§ **Aim**: Reproduce each line from the records that holds "intensity".

§ **Extracted records**:
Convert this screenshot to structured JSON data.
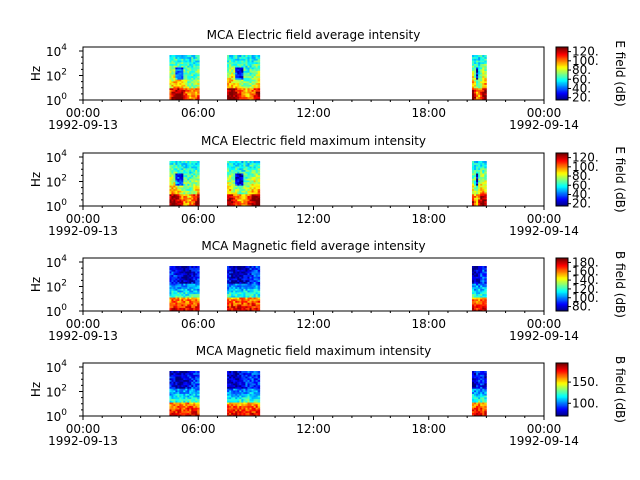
{
  "chart_data": [
    {
      "type": "heatmap",
      "title": "MCA  Electric field average intensity",
      "ylabel": "Hz",
      "y_scale": "log",
      "y_ticks": [
        {
          "exp": "0"
        },
        {
          "exp": "2"
        },
        {
          "exp": "4"
        }
      ],
      "x_ticks": [
        "00:00",
        "06:00",
        "12:00",
        "18:00",
        "00:00"
      ],
      "x_start_date": "1992-09-13",
      "x_end_date": "1992-09-14",
      "colorbar": {
        "label": "E field (dB)",
        "min": 15,
        "max": 130,
        "ticks": [
          20,
          40,
          60,
          80,
          100,
          120
        ]
      },
      "intervals": [
        {
          "start_hour": 4.5,
          "end_hour": 6.05,
          "profile": "e"
        },
        {
          "start_hour": 7.5,
          "end_hour": 9.2,
          "profile": "e"
        },
        {
          "start_hour": 20.25,
          "end_hour": 21.0,
          "profile": "e"
        }
      ]
    },
    {
      "type": "heatmap",
      "title": "MCA  Electric field maximum intensity",
      "ylabel": "Hz",
      "y_scale": "log",
      "y_ticks": [
        {
          "exp": "0"
        },
        {
          "exp": "2"
        },
        {
          "exp": "4"
        }
      ],
      "x_ticks": [
        "00:00",
        "06:00",
        "12:00",
        "18:00",
        "00:00"
      ],
      "x_start_date": "1992-09-13",
      "x_end_date": "1992-09-14",
      "colorbar": {
        "label": "E field (dB)",
        "min": 15,
        "max": 130,
        "ticks": [
          20,
          40,
          60,
          80,
          100,
          120
        ]
      },
      "intervals": [
        {
          "start_hour": 4.5,
          "end_hour": 6.05,
          "profile": "e"
        },
        {
          "start_hour": 7.5,
          "end_hour": 9.2,
          "profile": "e"
        },
        {
          "start_hour": 20.25,
          "end_hour": 21.0,
          "profile": "e"
        }
      ]
    },
    {
      "type": "heatmap",
      "title": "MCA  Magnetic field average intensity",
      "ylabel": "Hz",
      "y_scale": "log",
      "y_ticks": [
        {
          "exp": "0"
        },
        {
          "exp": "2"
        },
        {
          "exp": "4"
        }
      ],
      "x_ticks": [
        "00:00",
        "06:00",
        "12:00",
        "18:00",
        "00:00"
      ],
      "x_start_date": "1992-09-13",
      "x_end_date": "1992-09-14",
      "colorbar": {
        "label": "B field (dB)",
        "min": 70,
        "max": 190,
        "ticks": [
          80,
          100,
          120,
          140,
          160,
          180
        ]
      },
      "intervals": [
        {
          "start_hour": 4.5,
          "end_hour": 6.05,
          "profile": "b"
        },
        {
          "start_hour": 7.5,
          "end_hour": 9.2,
          "profile": "b"
        },
        {
          "start_hour": 20.25,
          "end_hour": 21.0,
          "profile": "b"
        }
      ]
    },
    {
      "type": "heatmap",
      "title": "MCA  Magnetic field maximum intensity",
      "ylabel": "Hz",
      "y_scale": "log",
      "y_ticks": [
        {
          "exp": "0"
        },
        {
          "exp": "2"
        },
        {
          "exp": "4"
        }
      ],
      "x_ticks": [
        "00:00",
        "06:00",
        "12:00",
        "18:00",
        "00:00"
      ],
      "x_start_date": "1992-09-13",
      "x_end_date": "1992-09-14",
      "colorbar": {
        "label": "B field (dB)",
        "min": 70,
        "max": 195,
        "ticks": [
          100,
          150
        ]
      },
      "intervals": [
        {
          "start_hour": 4.5,
          "end_hour": 6.05,
          "profile": "b"
        },
        {
          "start_hour": 7.5,
          "end_hour": 9.2,
          "profile": "b"
        },
        {
          "start_hour": 20.25,
          "end_hour": 21.0,
          "profile": "b"
        }
      ]
    }
  ]
}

§ **Exercise solution**:
      "title": "MCA  Electric field average intensity",
      "title": "MCA  Electric field maximum intensity",
      "title": "MCA  Magnetic field average intensity",
      "title": "MCA  Magnetic field maximum intensity",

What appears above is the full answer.